_DOCUMENTO DE ORIGEM_
---*---

O Programa de Promoção
da Igualdade de Gênero e Raça no Mundo do Trabalho, do Escritório da
Organização Internacional do Trabalho (OIT) no Brasil, divulgou o quinto
boletim de atividades, que traz entre os destaques as atividades de cooperação
entre os escritórios da OIT em Brasília, Lisboa, Angola e Maputo para promoção
da igualdade de gênero.
Em artigo especialmente
elaborado para o boletim, a coordenadora do Programa de Promoção da Igualdade
de Gênero e Raça no Mundo do Trabalho da OIT, Ana Carolina Querino, discute a
importância da adoção da Convenção nº 189 e da promulgação da Emenda Constitucional
nº 72 para as trabalhadoras domésticas e para a democracia no país.
Leia abaixo o artigo
Tempo
de mudanças
Sabemos que uma
sociedade verdadeiramente democrática não é aquela que se estrutura a partir de
grandes - e injustificadas - desigualdades sociais, como o são as desigualdades
de gênero e étnico-raciais. Atualmente, estas podem ser consideradas um dos principais
entraves para a consolidação democrática nos países latino-americanos em geral,
e no Brasil em particular.

---*---

_DADOS FORNECIDOS_
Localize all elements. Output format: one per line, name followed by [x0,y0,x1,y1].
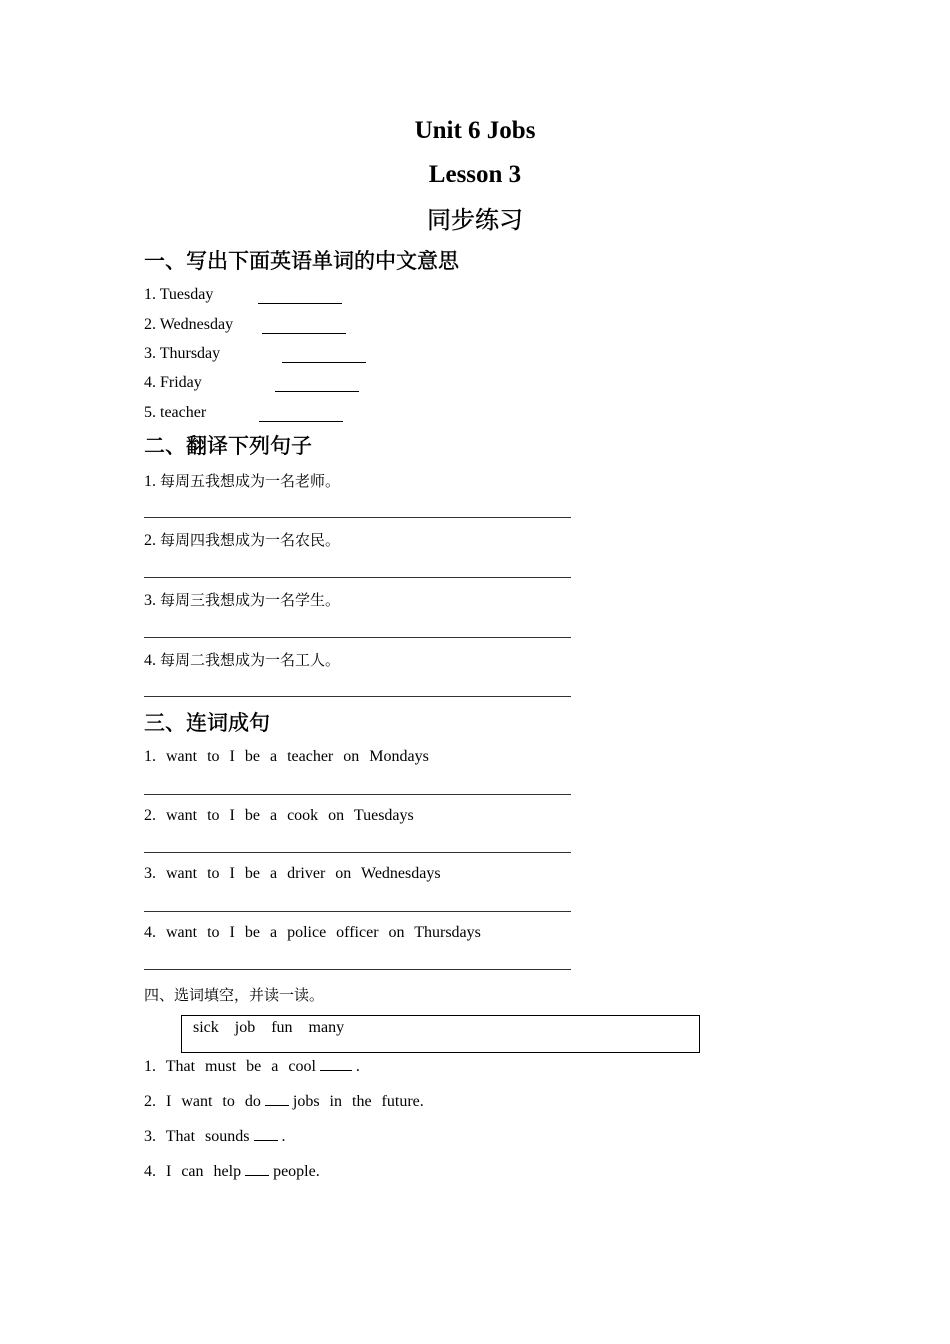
fill-blank-item [144,1056,360,1077]
item-number: 2. [144,1093,156,1110]
item-number: 4. [144,652,156,669]
vocab-word: teacher [160,404,207,421]
answer-line[interactable] [144,577,571,578]
scrambled-words: want to I be a driver on Wednesdays [166,865,441,882]
answer-line[interactable] [144,637,571,638]
scramble-item [144,806,414,826]
answer-line[interactable] [144,517,571,518]
translate-item [144,590,340,611]
item-number: 3. [144,1128,156,1145]
section4-heading: 四、选词填空，并读一读。 [144,986,325,1004]
item-number: 1. [144,748,156,765]
fill-blank[interactable] [265,1091,289,1106]
fill-blank-item [144,1161,320,1182]
item-number: 2. [144,807,156,824]
answer-line[interactable] [144,911,571,912]
sentence-before: I want to do [166,1093,261,1110]
chinese-sentence: 每周三我想成为一名学生。 [160,591,341,609]
answer-blank[interactable] [282,362,366,363]
vocab-word: Tuesday [159,286,214,303]
answer-line[interactable] [144,969,571,970]
translate-item [144,530,340,551]
vocab-item [144,403,206,423]
unit-title: Unit 6 Jobs [414,117,536,144]
sentence-after: . [281,1128,286,1145]
fill-blank[interactable] [254,1126,278,1141]
item-number: 1. [144,473,156,490]
answer-blank[interactable] [275,391,359,392]
fill-blank[interactable] [245,1161,269,1176]
vocab-word: Friday [160,374,202,391]
sentence-before: That sounds [165,1128,250,1145]
sentence-after: people. [273,1163,320,1180]
answer-blank[interactable] [262,333,346,334]
item-number: 4. [144,374,156,391]
scramble-item [144,923,481,943]
scramble-item [144,747,429,767]
chinese-sentence: 每周二我想成为一名工人。 [160,651,341,669]
translate-item [144,471,340,492]
answer-line[interactable] [144,696,571,697]
sentence-before: That must be a cool [165,1058,316,1075]
translate-item [144,650,340,671]
item-number: 1. [144,286,156,303]
fill-blank-item [144,1091,424,1112]
item-number: 1. [144,1058,156,1075]
worksheet-subtitle: 同步练习 [427,206,523,234]
answer-blank[interactable] [258,303,342,304]
item-number: 4. [144,1163,156,1180]
word-bank-words: sick job fun many [193,1019,345,1036]
vocab-word: Thursday [159,345,221,362]
answer-line[interactable] [144,852,571,853]
vocab-item [144,344,220,364]
answer-blank[interactable] [259,421,343,422]
item-number: 3. [144,345,156,362]
item-number: 4. [144,924,156,941]
fill-blank[interactable] [320,1056,352,1071]
fill-blank-item [144,1126,286,1147]
section2-heading: 二、翻译下列句子 [144,434,312,458]
scrambled-words: want to I be a cook on Tuesdays [166,807,414,824]
item-number: 2. [144,532,156,549]
vocab-item [144,373,202,393]
item-number: 2. [144,316,156,333]
vocab-word: Wednesday [159,316,234,333]
scrambled-words: want to I be a teacher on Mondays [166,748,429,765]
item-number: 3. [144,592,156,609]
scramble-item [144,864,441,884]
sentence-before: I can help [166,1163,242,1180]
vocab-item [144,315,233,335]
item-number: 5. [144,404,156,421]
answer-line[interactable] [144,794,571,795]
chinese-sentence: 每周五我想成为一名老师。 [160,472,341,490]
scrambled-words: want to I be a police officer on Thursdays [166,924,481,941]
vocab-item [144,285,213,305]
sentence-after: . [355,1058,360,1075]
chinese-sentence: 每周四我想成为一名农民。 [160,531,341,549]
word-bank-box [181,1015,700,1053]
lesson-title: Lesson 3 [428,161,522,188]
sentence-after: jobs in the future. [292,1093,424,1110]
section1-heading: 一、写出下面英语单词的中文意思 [144,249,459,273]
section3-heading: 三、连词成句 [144,711,270,735]
item-number: 3. [144,865,156,882]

---*---

_TAREFA SOLICITADA A_
Responda com base no texto sobre o boletim da OIT:
(i) Que número tem o boletim de atividades divulgado pelo programa?
(ii) Quem coordena o Programa de Promoção da Igualdade de Gênero e Raça no Mundo do Trabalho da OIT?
(iii) Quais desigualdades o artigo cita como exemplo de desigualdades sociais grandes e injustificadas?
_TAREFA SOLICITADA B_
Redigite, sem alterações, o trecho do texto sobre o boletim da OIT que vai de "Leia abaixo o" até "Brasil em particular.".
_TAREFA SOLICITADA C_
Resuma em uma frase mais curta o parágrafo do texto sobre o boletim da OIT que começa com "Em artigo especialmente elaborado", mantendo os fatos principais.
Os dados são um material à parte, sem ligação com o texto sobre o boletim da OIT.

_RESPOSTA ESCRITA A_
(i) É o quinto boletim.
(ii) Ana Carolina Querino.
(iii) As desigualdades de gênero e as étnico-raciais.

_RESPOSTA ESCRITA B_
Leia abaixo o artigo
Tempo
de mudanças
Sabemos que uma
sociedade verdadeiramente democrática não é aquela que se estrutura a partir de
grandes - e injustificadas - desigualdades sociais, como o são as desigualdades
de gênero e étnico-raciais. Atualmente, estas podem ser consideradas um dos principais
entraves para a consolidação democrática nos países latino-americanos em geral,
e no Brasil em particular.

_RESPOSTA ESCRITA C_
Ana Carolina Querino, coordenadora do programa de igualdade de gênero e raça da OIT, discute em artigo para o boletim a importância da Convenção nº 189 e da Emenda Constitucional nº 72 para as trabalhadoras domésticas e para a democracia no país.